_WHAT IS BEING ASKED_
Go through the entries below and copy each line containing the word "الباب".

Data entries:

● ● ●

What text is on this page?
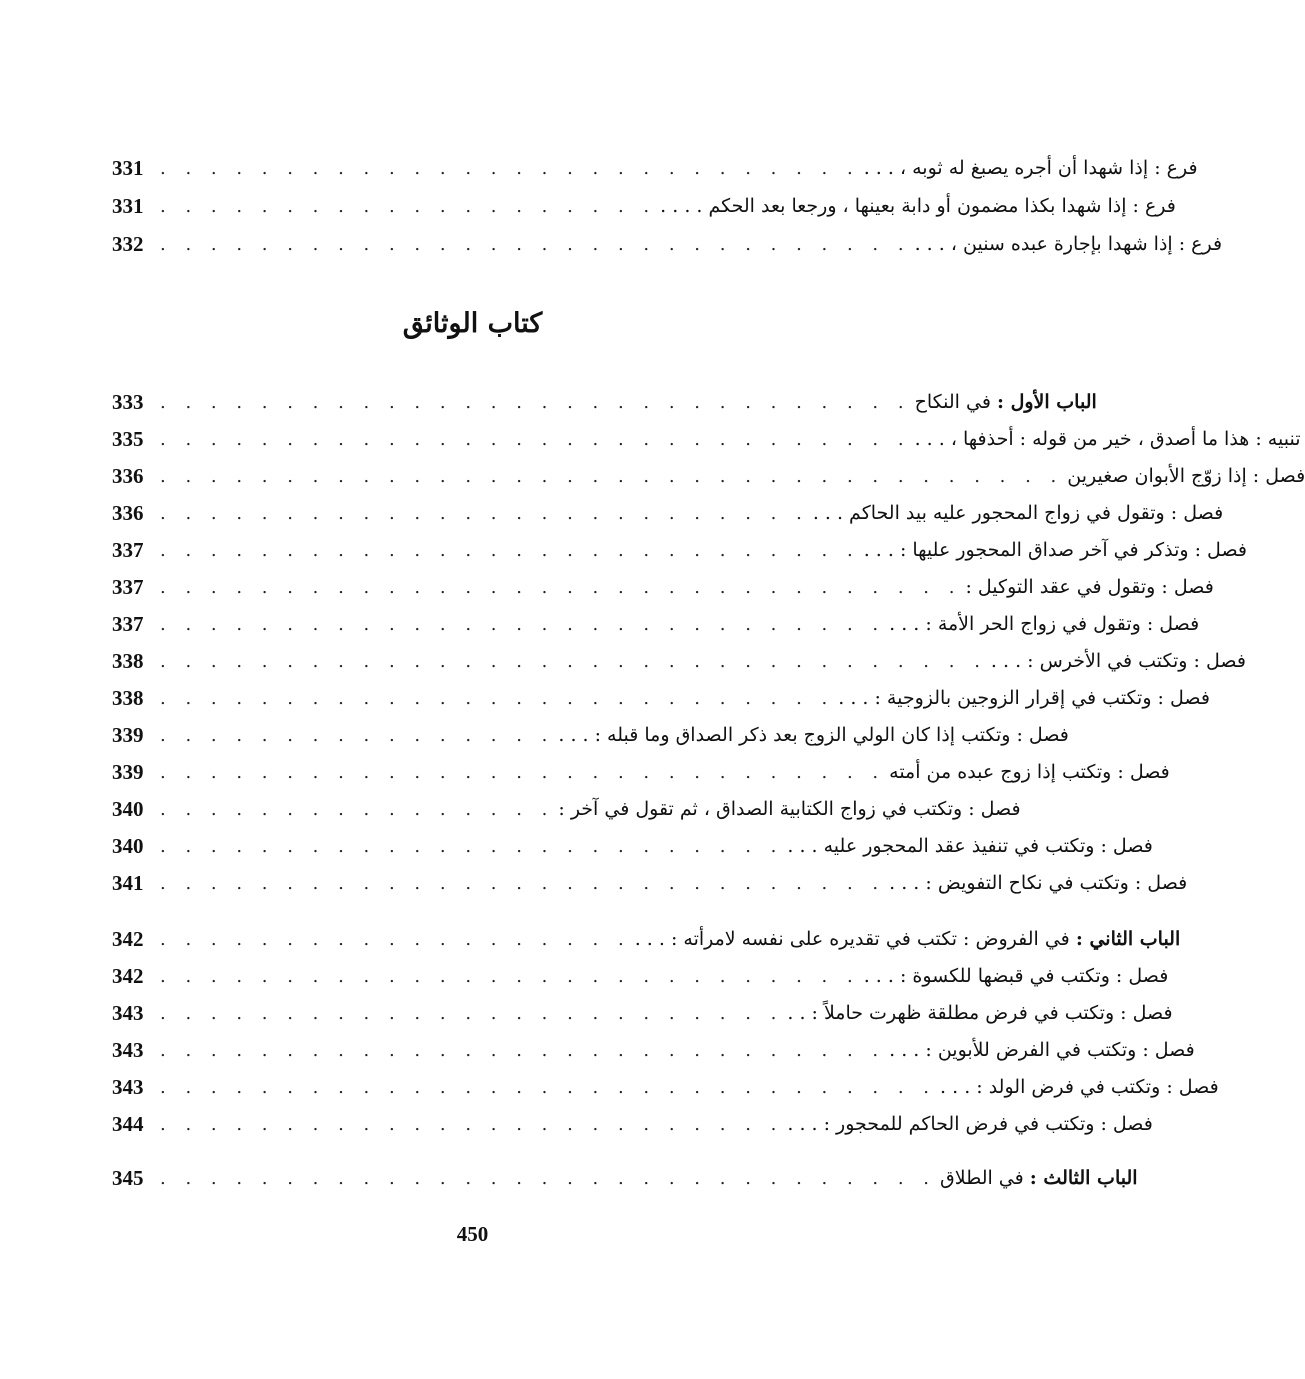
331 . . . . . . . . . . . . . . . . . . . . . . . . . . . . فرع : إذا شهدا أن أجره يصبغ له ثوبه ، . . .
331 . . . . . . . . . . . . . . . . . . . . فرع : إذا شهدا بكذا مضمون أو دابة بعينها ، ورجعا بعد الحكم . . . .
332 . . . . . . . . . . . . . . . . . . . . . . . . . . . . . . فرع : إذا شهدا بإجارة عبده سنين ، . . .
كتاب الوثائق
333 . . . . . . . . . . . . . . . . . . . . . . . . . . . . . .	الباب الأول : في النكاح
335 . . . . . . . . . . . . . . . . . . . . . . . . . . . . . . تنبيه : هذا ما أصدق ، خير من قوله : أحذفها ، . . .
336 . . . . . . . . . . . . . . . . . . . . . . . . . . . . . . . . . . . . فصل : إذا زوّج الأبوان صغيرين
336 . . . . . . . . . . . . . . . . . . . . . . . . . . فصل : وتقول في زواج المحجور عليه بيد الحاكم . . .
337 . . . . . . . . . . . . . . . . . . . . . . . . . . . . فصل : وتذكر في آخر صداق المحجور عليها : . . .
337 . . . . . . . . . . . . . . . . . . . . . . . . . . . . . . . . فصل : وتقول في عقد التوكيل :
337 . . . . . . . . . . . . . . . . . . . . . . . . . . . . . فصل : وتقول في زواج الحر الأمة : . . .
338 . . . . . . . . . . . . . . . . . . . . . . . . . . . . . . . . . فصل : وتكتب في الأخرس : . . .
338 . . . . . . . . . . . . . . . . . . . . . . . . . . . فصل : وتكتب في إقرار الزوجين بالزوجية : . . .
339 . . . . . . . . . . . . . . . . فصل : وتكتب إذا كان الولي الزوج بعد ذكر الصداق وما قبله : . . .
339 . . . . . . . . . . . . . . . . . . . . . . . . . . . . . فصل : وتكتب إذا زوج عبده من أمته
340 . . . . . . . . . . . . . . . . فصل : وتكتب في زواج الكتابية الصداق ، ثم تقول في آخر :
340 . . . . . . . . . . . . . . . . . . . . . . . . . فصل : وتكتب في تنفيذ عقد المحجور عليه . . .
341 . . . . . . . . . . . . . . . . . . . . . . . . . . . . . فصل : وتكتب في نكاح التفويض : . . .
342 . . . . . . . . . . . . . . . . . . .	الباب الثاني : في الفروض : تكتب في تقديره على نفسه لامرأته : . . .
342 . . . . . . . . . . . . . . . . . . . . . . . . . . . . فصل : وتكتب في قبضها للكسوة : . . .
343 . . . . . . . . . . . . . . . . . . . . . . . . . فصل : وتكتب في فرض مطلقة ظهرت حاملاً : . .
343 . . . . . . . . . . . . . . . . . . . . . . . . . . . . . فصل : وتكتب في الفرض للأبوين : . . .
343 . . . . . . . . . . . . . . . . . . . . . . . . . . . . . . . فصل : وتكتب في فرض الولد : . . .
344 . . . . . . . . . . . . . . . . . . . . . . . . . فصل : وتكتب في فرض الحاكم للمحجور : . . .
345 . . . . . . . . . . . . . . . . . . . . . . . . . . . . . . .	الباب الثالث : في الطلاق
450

● ● ●

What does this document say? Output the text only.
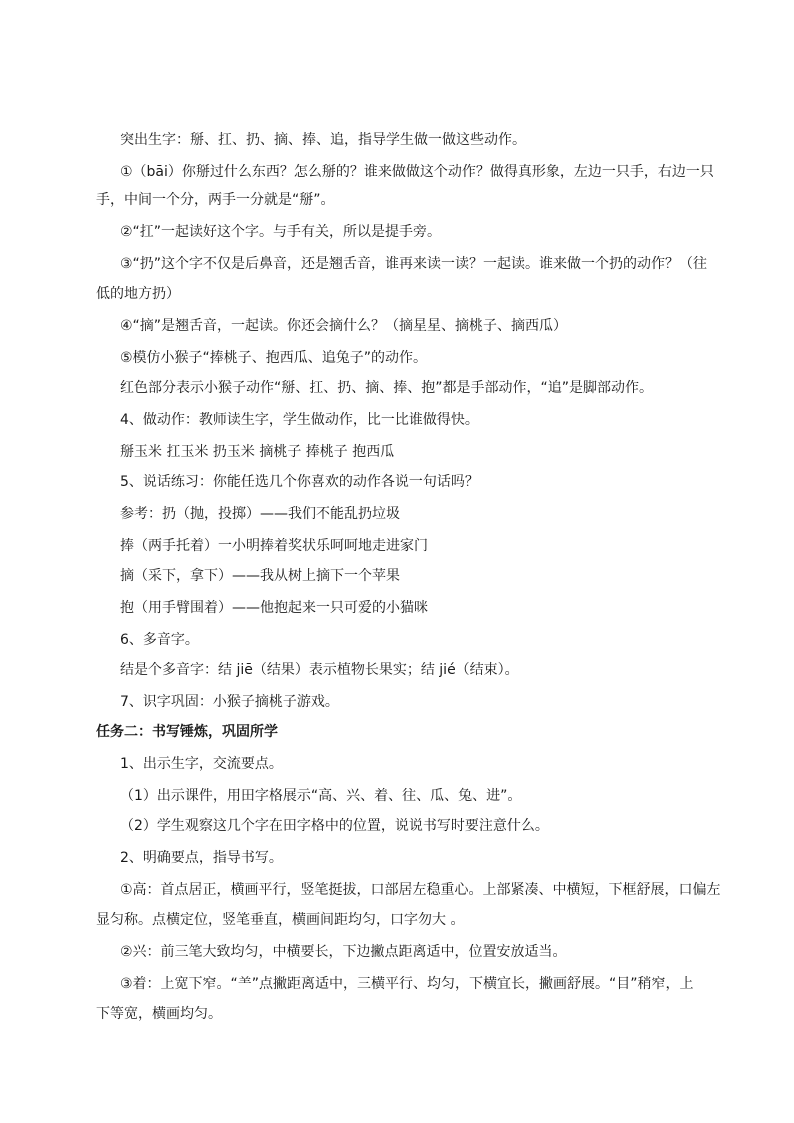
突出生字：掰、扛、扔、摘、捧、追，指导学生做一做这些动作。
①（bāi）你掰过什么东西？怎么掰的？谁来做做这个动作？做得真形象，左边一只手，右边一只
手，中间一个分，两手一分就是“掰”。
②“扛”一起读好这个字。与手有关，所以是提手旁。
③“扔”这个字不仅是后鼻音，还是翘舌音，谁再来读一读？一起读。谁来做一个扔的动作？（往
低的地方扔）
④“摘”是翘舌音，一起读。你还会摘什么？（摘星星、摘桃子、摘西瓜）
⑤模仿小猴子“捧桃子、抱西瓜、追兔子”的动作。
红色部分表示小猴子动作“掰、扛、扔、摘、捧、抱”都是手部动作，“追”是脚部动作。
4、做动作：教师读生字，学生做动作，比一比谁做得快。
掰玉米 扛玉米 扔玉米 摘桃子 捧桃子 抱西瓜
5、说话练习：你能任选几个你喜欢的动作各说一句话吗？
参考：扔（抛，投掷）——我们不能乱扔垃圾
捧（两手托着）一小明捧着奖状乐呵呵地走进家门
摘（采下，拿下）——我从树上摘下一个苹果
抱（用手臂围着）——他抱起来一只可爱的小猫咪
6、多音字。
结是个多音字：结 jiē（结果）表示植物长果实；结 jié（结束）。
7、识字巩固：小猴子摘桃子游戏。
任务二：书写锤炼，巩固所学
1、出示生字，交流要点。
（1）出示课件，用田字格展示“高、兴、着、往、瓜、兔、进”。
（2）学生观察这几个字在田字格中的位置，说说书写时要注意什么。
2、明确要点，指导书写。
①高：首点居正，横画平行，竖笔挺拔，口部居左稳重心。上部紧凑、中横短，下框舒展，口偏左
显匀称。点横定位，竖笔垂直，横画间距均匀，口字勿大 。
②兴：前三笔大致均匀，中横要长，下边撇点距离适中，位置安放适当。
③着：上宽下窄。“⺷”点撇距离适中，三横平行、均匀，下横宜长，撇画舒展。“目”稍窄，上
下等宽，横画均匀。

● ● ●

_WRITTEN RESPONSE_
333 . . . . . . . . . . . . . . . . . . . . . . . . . . . . . .	الباب الأول : في النكاح
342 . . . . . . . . . . . . . . . . . . .	الباب الثاني : في الفروض : تكتب في تقديره على نفسه لامرأته : . . .
345 . . . . . . . . . . . . . . . . . . . . . . . . . . . . . . .	الباب الثالث : في الطلاق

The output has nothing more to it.